RECORDS PROVIDED start
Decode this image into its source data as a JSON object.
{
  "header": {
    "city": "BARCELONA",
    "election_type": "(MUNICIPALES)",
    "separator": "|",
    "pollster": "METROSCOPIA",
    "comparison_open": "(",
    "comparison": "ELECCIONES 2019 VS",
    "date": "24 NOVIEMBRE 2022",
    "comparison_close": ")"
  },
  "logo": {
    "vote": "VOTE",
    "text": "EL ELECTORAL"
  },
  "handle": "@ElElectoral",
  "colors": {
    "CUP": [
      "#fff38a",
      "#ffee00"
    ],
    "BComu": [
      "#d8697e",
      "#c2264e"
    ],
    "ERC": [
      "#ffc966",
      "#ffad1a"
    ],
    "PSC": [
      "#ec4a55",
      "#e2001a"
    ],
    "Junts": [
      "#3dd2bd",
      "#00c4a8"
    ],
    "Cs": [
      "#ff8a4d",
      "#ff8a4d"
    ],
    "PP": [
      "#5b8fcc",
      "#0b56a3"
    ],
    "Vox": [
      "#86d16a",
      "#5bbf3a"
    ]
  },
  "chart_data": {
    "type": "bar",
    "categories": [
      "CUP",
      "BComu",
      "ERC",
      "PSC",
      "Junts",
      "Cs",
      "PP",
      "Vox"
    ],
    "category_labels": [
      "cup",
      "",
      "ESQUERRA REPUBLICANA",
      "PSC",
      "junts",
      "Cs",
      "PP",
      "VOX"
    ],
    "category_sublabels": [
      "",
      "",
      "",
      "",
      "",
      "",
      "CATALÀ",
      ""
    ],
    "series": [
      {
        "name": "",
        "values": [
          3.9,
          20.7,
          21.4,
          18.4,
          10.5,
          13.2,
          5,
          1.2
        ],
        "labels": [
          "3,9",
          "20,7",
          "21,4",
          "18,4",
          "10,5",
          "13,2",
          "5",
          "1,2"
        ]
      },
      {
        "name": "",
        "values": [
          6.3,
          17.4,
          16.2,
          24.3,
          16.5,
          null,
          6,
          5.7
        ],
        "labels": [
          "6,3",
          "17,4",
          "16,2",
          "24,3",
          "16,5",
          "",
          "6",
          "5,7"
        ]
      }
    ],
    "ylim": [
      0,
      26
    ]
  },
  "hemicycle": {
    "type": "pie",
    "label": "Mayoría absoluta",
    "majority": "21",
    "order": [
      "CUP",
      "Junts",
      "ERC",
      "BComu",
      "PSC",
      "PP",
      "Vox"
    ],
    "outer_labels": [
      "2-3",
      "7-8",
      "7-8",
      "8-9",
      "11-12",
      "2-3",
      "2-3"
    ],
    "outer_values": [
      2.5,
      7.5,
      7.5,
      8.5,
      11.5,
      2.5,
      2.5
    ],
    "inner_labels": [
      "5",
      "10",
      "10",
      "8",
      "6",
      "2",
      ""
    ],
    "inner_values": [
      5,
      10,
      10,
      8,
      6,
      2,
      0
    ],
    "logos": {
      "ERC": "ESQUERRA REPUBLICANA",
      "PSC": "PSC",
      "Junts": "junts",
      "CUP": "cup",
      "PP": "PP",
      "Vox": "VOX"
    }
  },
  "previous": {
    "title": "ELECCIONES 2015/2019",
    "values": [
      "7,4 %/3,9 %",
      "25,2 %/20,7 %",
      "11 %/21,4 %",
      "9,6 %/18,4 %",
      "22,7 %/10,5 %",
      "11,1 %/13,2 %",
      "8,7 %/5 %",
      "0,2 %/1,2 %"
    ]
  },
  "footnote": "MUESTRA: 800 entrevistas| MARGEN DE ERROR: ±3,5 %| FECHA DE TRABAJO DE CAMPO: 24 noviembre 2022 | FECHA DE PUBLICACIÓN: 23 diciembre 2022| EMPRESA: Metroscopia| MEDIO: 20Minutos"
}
RECORDS PROVIDED end
* WRITTEN REQUEST
What is the number of lines in the data above that include the word "REPUBLICANA"? Answer with that number only.

* RESULT FOR THIS EXERCISE
2